Transcribe, word for word, the line containing "Enumerate this screenshot's" and each line following it through the end of the listing below. Omit all other lines.

=======

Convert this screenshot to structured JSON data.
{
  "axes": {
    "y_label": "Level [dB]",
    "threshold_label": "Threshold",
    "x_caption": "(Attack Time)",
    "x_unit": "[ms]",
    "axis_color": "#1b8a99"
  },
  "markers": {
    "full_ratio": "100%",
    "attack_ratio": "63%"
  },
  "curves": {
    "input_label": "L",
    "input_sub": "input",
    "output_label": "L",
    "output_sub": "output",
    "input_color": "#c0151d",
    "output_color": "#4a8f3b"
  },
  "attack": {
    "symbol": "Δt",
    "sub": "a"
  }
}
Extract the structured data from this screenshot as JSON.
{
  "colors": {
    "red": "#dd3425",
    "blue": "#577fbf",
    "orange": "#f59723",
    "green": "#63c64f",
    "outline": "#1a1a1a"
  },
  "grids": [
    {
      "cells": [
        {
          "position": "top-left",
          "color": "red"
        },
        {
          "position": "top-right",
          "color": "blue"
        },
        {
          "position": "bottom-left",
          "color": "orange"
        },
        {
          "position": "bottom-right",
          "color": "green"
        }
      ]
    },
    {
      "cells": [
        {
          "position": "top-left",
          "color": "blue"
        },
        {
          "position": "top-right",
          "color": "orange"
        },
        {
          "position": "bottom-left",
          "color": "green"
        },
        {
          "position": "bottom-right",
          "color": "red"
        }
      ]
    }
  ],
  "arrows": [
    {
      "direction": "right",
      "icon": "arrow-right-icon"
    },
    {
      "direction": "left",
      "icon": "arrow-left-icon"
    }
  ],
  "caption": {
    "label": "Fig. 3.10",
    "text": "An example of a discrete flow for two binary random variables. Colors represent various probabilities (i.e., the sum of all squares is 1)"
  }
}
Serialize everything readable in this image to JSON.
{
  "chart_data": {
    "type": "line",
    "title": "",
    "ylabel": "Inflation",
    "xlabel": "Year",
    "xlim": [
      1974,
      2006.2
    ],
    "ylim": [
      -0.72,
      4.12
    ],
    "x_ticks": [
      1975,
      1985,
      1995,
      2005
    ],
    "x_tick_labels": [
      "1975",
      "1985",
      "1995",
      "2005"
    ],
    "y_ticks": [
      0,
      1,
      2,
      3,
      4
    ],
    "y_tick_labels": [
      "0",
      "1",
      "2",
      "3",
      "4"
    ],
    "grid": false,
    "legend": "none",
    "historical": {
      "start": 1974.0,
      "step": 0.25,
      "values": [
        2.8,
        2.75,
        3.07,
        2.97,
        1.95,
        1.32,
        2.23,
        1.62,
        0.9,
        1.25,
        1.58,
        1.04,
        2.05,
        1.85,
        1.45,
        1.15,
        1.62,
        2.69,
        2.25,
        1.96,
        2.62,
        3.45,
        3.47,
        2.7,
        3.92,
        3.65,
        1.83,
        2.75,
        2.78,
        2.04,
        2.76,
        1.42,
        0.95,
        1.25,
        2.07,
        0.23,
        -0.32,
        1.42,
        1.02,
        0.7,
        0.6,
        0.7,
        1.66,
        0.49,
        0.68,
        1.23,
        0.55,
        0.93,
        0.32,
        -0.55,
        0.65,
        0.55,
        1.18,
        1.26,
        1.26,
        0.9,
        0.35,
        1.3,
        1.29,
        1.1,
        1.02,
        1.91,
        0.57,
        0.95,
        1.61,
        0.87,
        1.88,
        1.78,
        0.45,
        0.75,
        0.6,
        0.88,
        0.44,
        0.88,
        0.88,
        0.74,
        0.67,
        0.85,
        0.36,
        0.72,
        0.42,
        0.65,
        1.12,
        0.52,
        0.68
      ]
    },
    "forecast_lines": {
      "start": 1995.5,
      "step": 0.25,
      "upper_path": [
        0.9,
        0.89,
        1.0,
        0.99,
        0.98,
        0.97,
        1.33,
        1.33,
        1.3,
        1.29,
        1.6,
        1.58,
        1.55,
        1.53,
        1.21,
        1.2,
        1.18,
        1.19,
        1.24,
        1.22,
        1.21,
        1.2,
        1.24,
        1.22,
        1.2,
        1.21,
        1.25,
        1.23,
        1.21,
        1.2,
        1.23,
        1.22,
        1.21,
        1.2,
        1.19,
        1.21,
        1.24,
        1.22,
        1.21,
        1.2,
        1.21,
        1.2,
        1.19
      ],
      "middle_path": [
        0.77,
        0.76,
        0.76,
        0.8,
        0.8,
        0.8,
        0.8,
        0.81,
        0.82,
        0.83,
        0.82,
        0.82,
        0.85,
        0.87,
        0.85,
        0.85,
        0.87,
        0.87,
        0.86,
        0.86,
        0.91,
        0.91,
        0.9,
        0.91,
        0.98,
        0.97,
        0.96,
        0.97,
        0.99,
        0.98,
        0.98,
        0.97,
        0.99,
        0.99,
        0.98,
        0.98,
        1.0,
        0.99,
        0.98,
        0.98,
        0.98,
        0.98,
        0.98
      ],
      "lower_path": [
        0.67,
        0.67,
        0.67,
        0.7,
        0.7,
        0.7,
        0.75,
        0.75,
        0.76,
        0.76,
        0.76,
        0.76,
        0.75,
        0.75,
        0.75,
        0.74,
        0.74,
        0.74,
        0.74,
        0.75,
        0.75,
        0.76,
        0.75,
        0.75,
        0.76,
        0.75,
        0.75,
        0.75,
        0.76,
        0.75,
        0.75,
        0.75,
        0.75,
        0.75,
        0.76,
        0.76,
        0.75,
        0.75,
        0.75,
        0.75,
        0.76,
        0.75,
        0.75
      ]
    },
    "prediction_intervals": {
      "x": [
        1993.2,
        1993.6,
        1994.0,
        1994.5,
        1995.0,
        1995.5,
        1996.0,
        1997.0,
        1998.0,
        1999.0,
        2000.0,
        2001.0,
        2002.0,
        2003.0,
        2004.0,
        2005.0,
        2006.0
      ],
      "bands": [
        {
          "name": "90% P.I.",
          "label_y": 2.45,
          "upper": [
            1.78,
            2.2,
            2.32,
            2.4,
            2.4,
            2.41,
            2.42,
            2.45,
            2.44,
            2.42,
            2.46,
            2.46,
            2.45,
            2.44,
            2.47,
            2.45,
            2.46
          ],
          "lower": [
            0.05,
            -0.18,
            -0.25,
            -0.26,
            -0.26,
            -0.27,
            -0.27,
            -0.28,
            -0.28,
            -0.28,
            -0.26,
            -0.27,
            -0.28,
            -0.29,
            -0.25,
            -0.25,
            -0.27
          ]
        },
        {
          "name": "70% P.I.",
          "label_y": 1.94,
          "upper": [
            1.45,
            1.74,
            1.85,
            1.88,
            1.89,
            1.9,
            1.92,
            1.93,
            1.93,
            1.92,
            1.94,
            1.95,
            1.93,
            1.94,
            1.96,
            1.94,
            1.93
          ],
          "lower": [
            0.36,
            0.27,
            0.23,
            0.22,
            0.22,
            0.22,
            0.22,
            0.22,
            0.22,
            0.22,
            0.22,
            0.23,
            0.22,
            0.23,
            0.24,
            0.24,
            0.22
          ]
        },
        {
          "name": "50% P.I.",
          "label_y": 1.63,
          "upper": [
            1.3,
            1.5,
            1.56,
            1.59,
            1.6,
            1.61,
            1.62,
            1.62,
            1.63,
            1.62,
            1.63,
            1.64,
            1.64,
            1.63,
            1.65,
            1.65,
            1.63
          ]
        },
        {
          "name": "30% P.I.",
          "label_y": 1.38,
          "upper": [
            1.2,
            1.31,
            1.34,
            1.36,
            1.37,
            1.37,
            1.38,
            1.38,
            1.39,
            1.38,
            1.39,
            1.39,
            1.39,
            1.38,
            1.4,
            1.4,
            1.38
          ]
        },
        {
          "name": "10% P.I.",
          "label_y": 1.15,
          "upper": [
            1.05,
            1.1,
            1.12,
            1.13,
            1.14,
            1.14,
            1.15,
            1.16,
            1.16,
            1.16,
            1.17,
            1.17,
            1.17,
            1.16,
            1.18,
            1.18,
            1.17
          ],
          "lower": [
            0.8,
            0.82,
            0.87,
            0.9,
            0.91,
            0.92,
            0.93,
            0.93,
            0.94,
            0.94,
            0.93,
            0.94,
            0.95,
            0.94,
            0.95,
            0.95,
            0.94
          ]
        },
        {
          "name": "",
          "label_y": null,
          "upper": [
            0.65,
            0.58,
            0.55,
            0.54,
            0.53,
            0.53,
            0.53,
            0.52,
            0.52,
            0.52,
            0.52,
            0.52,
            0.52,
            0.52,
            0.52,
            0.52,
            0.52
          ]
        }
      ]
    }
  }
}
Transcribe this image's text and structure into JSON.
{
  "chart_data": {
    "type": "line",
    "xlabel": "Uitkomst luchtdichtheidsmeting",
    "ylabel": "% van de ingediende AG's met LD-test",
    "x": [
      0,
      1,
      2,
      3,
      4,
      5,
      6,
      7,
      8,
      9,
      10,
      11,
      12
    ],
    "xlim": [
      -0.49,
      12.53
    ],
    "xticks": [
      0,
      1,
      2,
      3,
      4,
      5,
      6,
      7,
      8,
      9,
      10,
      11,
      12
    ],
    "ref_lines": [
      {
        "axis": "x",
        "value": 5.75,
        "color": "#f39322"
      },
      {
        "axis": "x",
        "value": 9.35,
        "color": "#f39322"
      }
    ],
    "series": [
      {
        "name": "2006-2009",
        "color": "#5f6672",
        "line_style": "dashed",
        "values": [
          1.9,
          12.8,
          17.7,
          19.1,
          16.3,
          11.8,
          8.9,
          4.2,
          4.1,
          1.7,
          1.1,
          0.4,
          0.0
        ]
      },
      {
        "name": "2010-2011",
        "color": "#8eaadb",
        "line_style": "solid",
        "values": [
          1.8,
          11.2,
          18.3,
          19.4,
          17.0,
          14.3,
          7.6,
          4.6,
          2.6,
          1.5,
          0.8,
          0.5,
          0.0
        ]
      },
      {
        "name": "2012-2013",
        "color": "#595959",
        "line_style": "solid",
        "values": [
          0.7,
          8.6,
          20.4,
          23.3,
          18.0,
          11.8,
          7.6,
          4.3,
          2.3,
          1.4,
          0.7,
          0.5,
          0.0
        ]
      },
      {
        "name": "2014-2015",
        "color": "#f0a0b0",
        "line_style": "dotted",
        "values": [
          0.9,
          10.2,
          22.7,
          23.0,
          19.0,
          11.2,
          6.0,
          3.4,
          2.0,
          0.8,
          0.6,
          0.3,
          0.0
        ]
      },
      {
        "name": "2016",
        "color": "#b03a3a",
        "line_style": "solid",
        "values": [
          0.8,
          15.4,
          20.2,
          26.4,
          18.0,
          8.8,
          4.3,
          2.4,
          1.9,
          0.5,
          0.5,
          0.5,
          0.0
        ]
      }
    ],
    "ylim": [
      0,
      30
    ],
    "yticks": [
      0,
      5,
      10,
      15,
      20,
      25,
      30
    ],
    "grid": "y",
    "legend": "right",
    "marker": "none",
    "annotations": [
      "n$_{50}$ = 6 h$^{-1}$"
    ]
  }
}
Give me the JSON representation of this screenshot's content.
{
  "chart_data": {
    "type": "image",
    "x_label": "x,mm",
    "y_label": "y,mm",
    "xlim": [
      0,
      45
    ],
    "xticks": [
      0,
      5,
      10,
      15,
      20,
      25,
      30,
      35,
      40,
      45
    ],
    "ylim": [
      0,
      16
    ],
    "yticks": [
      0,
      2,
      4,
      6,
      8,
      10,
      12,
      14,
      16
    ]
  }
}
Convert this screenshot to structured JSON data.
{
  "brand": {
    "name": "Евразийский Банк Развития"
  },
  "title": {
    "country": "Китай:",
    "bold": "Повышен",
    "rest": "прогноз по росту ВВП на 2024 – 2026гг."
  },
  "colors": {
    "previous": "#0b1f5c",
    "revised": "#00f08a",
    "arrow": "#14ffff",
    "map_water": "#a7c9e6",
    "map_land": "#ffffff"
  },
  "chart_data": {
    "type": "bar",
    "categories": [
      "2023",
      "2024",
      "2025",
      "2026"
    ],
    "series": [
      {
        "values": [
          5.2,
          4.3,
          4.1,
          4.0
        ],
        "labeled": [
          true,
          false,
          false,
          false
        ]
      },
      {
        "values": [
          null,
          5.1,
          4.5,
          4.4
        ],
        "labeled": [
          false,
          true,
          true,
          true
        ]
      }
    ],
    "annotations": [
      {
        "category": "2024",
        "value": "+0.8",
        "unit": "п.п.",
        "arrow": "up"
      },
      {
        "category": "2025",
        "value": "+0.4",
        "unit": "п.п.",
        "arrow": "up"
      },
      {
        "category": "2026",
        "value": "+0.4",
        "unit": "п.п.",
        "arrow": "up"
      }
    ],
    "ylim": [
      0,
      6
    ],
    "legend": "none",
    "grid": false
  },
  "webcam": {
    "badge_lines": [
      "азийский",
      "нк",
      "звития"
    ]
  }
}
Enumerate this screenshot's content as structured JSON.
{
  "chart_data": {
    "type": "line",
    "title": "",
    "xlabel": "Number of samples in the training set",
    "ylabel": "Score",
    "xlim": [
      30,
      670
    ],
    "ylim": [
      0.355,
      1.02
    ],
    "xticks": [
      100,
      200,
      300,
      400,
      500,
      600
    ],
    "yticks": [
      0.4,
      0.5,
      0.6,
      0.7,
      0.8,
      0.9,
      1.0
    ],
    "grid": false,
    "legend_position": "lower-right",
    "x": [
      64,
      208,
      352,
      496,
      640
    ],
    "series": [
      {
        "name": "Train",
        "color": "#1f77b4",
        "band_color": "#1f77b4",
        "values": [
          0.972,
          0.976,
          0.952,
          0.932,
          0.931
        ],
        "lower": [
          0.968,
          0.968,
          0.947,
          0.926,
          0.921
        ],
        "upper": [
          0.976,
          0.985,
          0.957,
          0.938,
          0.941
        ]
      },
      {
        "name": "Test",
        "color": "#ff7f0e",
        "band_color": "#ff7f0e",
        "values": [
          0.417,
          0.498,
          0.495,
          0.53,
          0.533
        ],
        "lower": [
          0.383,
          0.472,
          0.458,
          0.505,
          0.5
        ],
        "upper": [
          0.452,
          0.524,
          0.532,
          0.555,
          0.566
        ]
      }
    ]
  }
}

=======

### Task answer
Enumerate this screenshot's content as structured JSON.
{
  "chart_data": {
    "type": "line",
    "title": "",
    "xlabel": "Number of samples in the training set",
    "ylabel": "Score",
    "xlim": [
      30,
      670
    ],
    "ylim": [
      0.355,
      1.02
    ],
    "xticks": [
      100,
      200,
      300,
      400,
      500,
      600
    ],
    "yticks": [
      0.4,
      0.5,
      0.6,
      0.7,
      0.8,
      0.9,
      1.0
    ],
    "grid": false,
    "legend_position": "lower-right",
    "x": [
      64,
      208,
      352,
      496,
      640
    ],
    "series": [
      {
        "name": "Train",
        "color": "#1f77b4",
        "band_color": "#1f77b4",
        "values": [
          0.972,
          0.976,
          0.952,
          0.932,
          0.931
        ],
        "lower": [
          0.968,
          0.968,
          0.947,
          0.926,
          0.921
        ],
        "upper": [
          0.976,
          0.985,
          0.957,
          0.938,
          0.941
        ]
      },
      {
        "name": "Test",
        "color": "#ff7f0e",
        "band_color": "#ff7f0e",
        "values": [
          0.417,
          0.498,
          0.495,
          0.53,
          0.533
        ],
        "lower": [
          0.383,
          0.472,
          0.458,
          0.505,
          0.5
        ],
        "upper": [
          0.452,
          0.524,
          0.532,
          0.555,
          0.566
        ]
      }
    ]
  }
}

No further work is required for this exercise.